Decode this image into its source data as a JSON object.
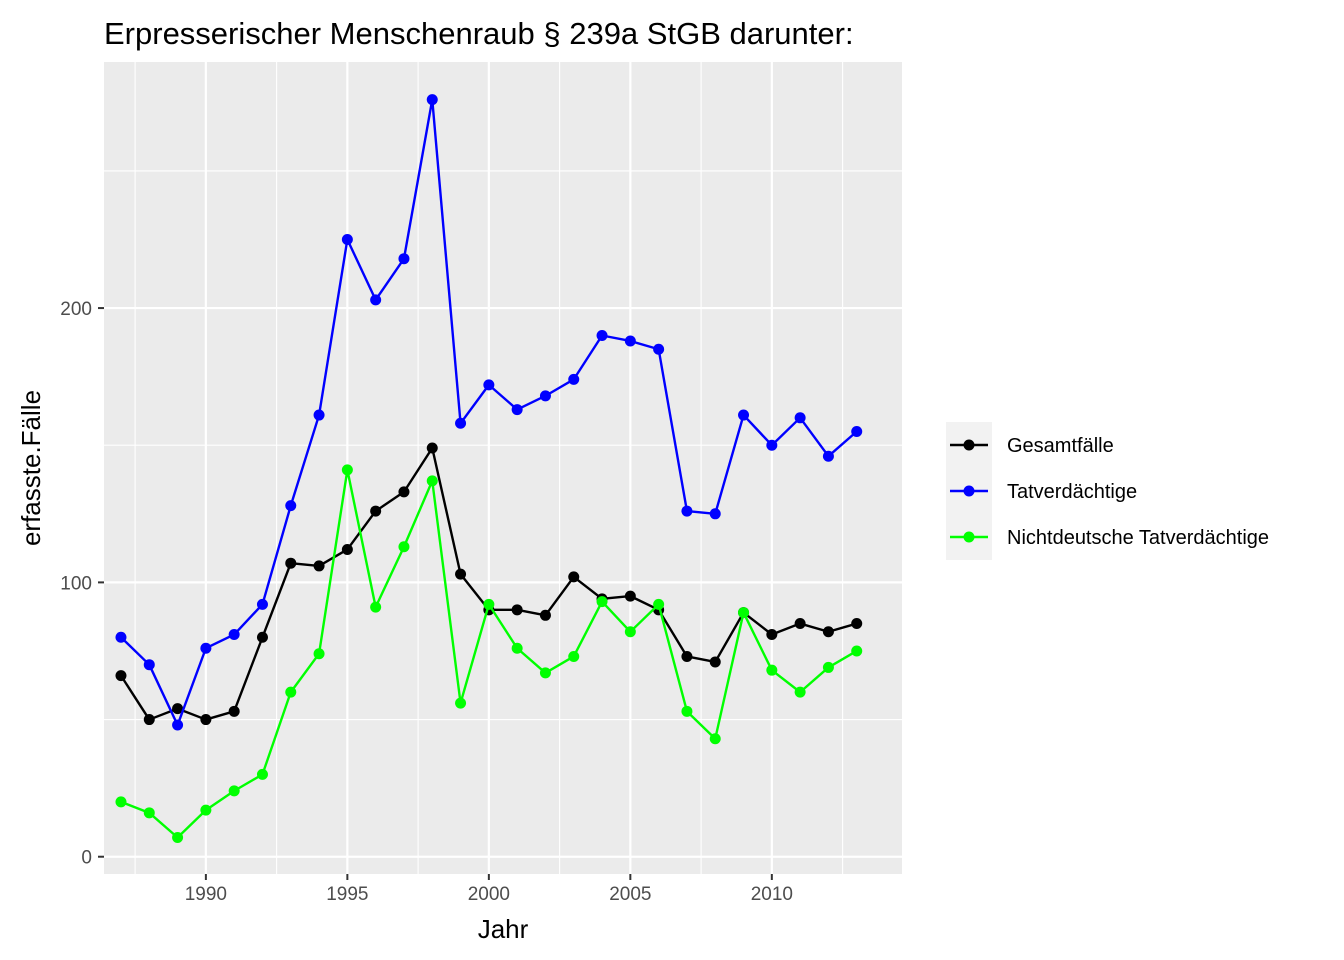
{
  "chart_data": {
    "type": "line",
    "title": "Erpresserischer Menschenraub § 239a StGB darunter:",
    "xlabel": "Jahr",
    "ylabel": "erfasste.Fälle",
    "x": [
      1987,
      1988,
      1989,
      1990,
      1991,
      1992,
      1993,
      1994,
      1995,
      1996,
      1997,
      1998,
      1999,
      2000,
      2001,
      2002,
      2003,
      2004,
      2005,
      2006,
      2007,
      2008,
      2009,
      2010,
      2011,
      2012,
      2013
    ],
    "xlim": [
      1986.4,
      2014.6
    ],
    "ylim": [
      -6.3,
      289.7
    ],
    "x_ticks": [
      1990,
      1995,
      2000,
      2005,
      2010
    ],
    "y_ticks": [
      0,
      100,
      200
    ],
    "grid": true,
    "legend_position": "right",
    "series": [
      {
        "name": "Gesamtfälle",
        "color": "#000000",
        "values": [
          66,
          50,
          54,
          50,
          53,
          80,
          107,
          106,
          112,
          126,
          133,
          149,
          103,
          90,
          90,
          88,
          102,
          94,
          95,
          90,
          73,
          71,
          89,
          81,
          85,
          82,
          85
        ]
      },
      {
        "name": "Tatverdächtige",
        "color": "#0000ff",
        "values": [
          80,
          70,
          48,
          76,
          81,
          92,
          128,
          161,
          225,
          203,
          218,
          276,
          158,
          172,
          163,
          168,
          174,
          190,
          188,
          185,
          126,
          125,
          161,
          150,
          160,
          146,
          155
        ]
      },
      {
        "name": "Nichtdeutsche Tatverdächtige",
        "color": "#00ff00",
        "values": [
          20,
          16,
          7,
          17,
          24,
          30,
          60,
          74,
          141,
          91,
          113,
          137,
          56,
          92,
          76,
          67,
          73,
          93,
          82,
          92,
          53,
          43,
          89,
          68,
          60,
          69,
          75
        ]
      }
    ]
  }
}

------------------------------------------------------------

TASK OBJECTIVE: Count each line with "color" in it and report that figure by itself.

SOLUTION: 3